**Document section**:
-- begin --

Do make time for this whistle-stop journey through the evolution of time-telling. Watchmaker and historian Rebecca Struthers, author of 'Hands of Time' speaks to host Roma Agrawal.

Episode Transcript

ROMA AGRAWAL

OK, so I've got a Riddle for you: “I can't be saved though people try. When fun is had they say I fly. They say I'm money. I can be spent. I can be wasted. But never lent.” Any guesses?

I'm Roma Agrawal. And you're listening to Create The Future from the Queen Elizabeth Prize for Engineering. And today we're going to expand your understanding of one of the most fundamental organising principles in all of humanity: time. My guest is Doctor Rebecca Struthers, an expert watchmaker and horologist.

REBECCA STRUTHERS

Time really is measuring the events in the universe that are completely outside of our control. And yet we've created these tiny little machines that we can keep in our pocket or wear on our wrists that were almost our way of trying to get to grips with that

ROMA AGRAWAL

She runs her own specialist watchmaking business, Struthers Watchmakers, and has written a fascinating book called Hands Of Time about the history of time telling.

-- end --

**Short exercise A**:
Lay out the lines of the listing as a Markdown table with the columns Row and Entry, starting with the line with "data-point — [299, 458, 308, 468]" and going on through the line with "data-point — [545, 111, 555, 121]". Give a row number in Row and the line in Entry, and leave out any blank lines.

**Raw data**:
-- begin --

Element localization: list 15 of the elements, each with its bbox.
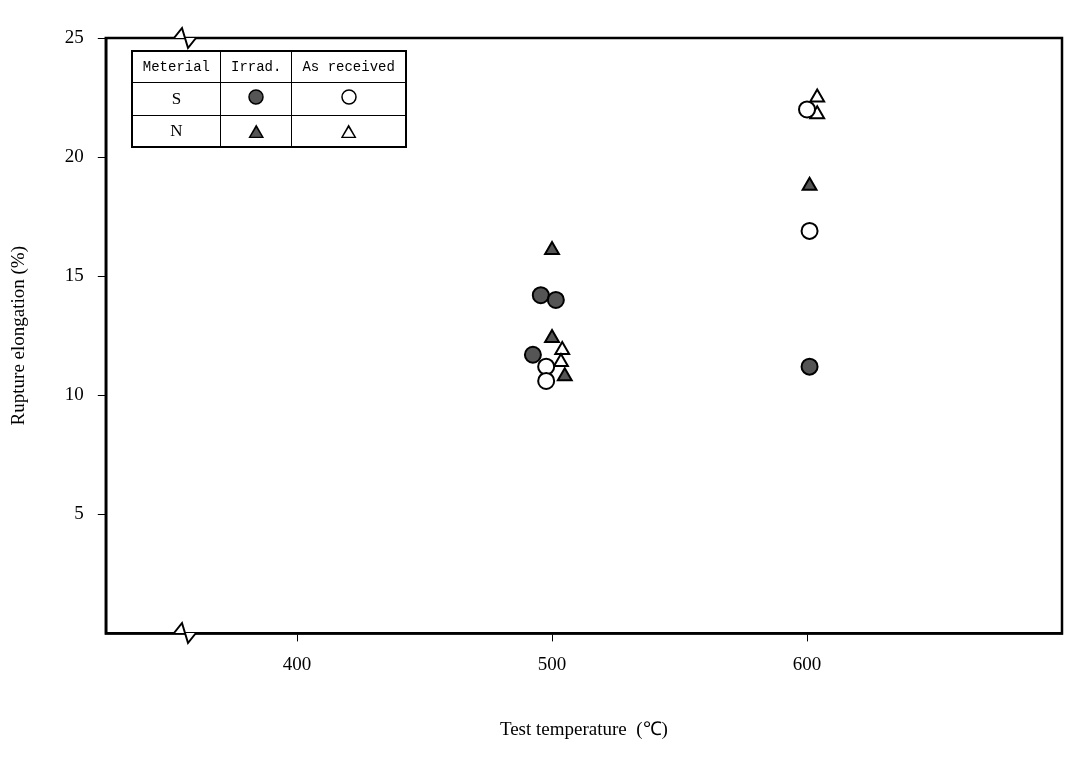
y-tick-label: 5 <box>74 502 84 524</box>
y-tick-label: 25 <box>64 25 84 47</box>
y-tick-label: 20 <box>64 145 84 167</box>
y-tick-label: 10 <box>64 383 84 405</box>
annotation: Irrad. <box>220 51 292 83</box>
annotation: As received <box>291 51 406 83</box>
annotation: N <box>131 115 221 147</box>
x-tick-label: 500 <box>537 652 567 674</box>
x-axis-title: Test temperature (℃) <box>499 717 668 740</box>
y-axis-title: Rupture elongation (%) <box>7 246 30 426</box>
y-tick-label: 15 <box>64 264 84 286</box>
x-tick-label: 600 <box>792 652 822 674</box>
annotation: S <box>131 82 221 116</box>
legend-title: Meterial <box>131 51 221 83</box>
x-tick-label: 400 <box>282 652 312 674</box>
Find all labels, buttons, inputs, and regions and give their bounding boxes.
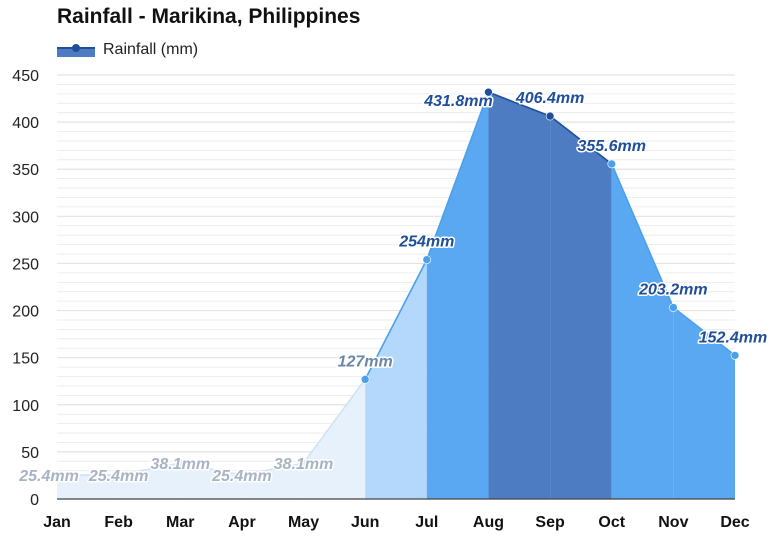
data-point — [299, 458, 308, 468]
x-tick-label: Jul — [415, 514, 438, 531]
legend-label: Rainfall (mm) — [103, 41, 199, 58]
series-line-segment — [672, 306, 736, 357]
y-tick-label: 400 — [12, 115, 39, 132]
y-tick-label: 150 — [12, 351, 39, 368]
data-point — [669, 303, 678, 312]
line-layer — [57, 91, 736, 476]
data-label: 25.4mm — [88, 468, 149, 485]
series-line-segment — [549, 115, 613, 165]
y-tick-label: 350 — [12, 162, 39, 179]
data-label: 38.1mm — [274, 456, 334, 473]
y-tick-label: 100 — [12, 398, 39, 415]
data-label: 406.4mm — [515, 90, 585, 107]
legend-swatch-icon — [57, 43, 95, 57]
series-line-segment — [364, 259, 428, 380]
area-segment — [180, 463, 242, 499]
data-point — [545, 111, 555, 121]
series-line-segment — [241, 462, 304, 476]
series-line-segment — [488, 91, 551, 117]
x-tick-label: Sep — [535, 514, 565, 531]
data-label: 254mm — [398, 234, 454, 251]
data-label: 203.2mm — [638, 282, 708, 299]
x-tick-label: Apr — [228, 514, 256, 531]
area-segment — [303, 379, 366, 499]
point-layer — [52, 87, 740, 480]
x-tick-label: Jun — [351, 514, 379, 531]
area-segment — [118, 463, 181, 499]
data-point — [237, 470, 247, 480]
area-layer — [57, 92, 735, 500]
data-label: 431.8mm — [423, 93, 493, 110]
x-tick-label: Aug — [473, 514, 504, 531]
label-layer: 25.4mm 25.4mm38.1mm25.4mm38.1mm127mm254mm… — [17, 89, 769, 487]
x-tick-label: Feb — [104, 514, 133, 531]
y-tick-label: 250 — [12, 256, 39, 273]
data-point — [730, 351, 740, 360]
x-tick-label: Jan — [43, 514, 71, 531]
data-label: 38.1mm — [150, 456, 210, 473]
axis-layer: 0 50 100 150 200 250 300 350 400 450 Jan Feb Mar Apr M… — [12, 68, 749, 531]
y-tick-label: 50 — [21, 445, 39, 462]
data-point — [422, 255, 432, 264]
data-label: 355.6mm — [577, 138, 646, 155]
area-segment — [488, 92, 551, 500]
data-point — [52, 470, 62, 480]
data-point — [360, 375, 370, 384]
y-tick-label: 450 — [12, 68, 39, 85]
series-line-segment — [118, 462, 181, 476]
chart-legend[interactable]: Rainfall (mm) — [57, 40, 198, 60]
y-tick-label: 0 — [30, 492, 39, 509]
series-line-segment — [610, 163, 675, 308]
data-point — [114, 470, 123, 480]
chart-title: Rainfall - Marikina, Philippines — [57, 5, 361, 28]
x-tick-label: Nov — [658, 514, 688, 531]
data-label: 152.4mm — [699, 329, 768, 346]
x-tick-label: Mar — [166, 514, 194, 531]
area-segment — [550, 116, 612, 500]
area-segment — [241, 463, 304, 499]
x-tick-label: May — [288, 514, 319, 531]
area-segment — [673, 307, 735, 499]
area-segment — [365, 259, 427, 499]
area-segment — [426, 92, 489, 500]
y-tick-label: 200 — [12, 304, 39, 321]
series-line-segment — [426, 91, 490, 260]
data-label: 25.4mm — [18, 468, 79, 485]
area-segment — [611, 163, 674, 499]
data-point — [607, 159, 617, 169]
series-line-segment — [180, 462, 243, 476]
area-segment — [57, 475, 119, 499]
y-tick-label: 300 — [12, 209, 39, 226]
data-label: 25.4mm — [211, 468, 272, 485]
data-label: 127mm — [338, 353, 393, 370]
x-tick-label: Dec — [720, 514, 749, 531]
data-point — [484, 87, 493, 97]
data-point — [175, 458, 185, 468]
x-tick-label: Oct — [598, 514, 625, 531]
series-line-segment — [302, 378, 366, 464]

-- end --

**Short exercise B**:
Reproduce the podcast transcript on time-telling in full, word for word.

**Task response A**:
| Row | Entry |
|---|---|
| 1 | data-point — [299, 458, 308, 468] |
| 2 | x-tick-label: Jul — [415, 514, 438, 531] |
| 3 | legend-label: Rainfall (mm) — [103, 41, 199, 58] |
| 4 | series-line-segment — [672, 306, 736, 357] |
| 5 | y-tick-label: 400 — [12, 115, 39, 132] |
| 6 | y-tick-label: 150 — [12, 351, 39, 368] |
| 7 | data-point — [669, 303, 678, 312] |
| 8 | line-layer — [57, 91, 736, 476] |
| 9 | data-label: 25.4mm — [88, 468, 149, 485] |
| 10 | series-line-segment — [549, 115, 613, 165] |
| 11 | y-tick-label: 350 — [12, 162, 39, 179] |
| 12 | data-label: 38.1mm — [274, 456, 334, 473] |
| 13 | y-tick-label: 100 — [12, 398, 39, 415] |
| 14 | data-label: 406.4mm — [515, 90, 585, 107] |
| 15 | legend-swatch-icon — [57, 43, 95, 57] |
| 16 | series-line-segment — [364, 259, 428, 380] |
| 17 | area-segment — [180, 463, 242, 499] |
| 18 | data-point — [545, 111, 555, 121] |

**Task response B**:
Do make time for this whistle-stop journey through the evolution of time-telling. Watchmaker and historian Rebecca Struthers, author of 'Hands of Time' speaks to host Roma Agrawal.

Episode Transcript

ROMA AGRAWAL

OK, so I've got a Riddle for you: “I can't be saved though people try. When fun is had they say I fly. They say I'm money. I can be spent. I can be wasted. But never lent.” Any guesses?

I'm Roma Agrawal. And you're listening to Create The Future from the Queen Elizabeth Prize for Engineering. And today we're going to expand your understanding of one of the most fundamental organising principles in all of humanity: time. My guest is Doctor Rebecca Struthers, an expert watchmaker and horologist.

REBECCA STRUTHERS

Time really is measuring the events in the universe that are completely outside of our control. And yet we've created these tiny little machines that we can keep in our pocket or wear on our wrists that were almost our way of trying to get to grips with that

ROMA AGRAWAL

She runs her own specialist watchmaking business, Struthers Watchmakers, and has written a fascinating book called Hands Of Time about the history of time telling.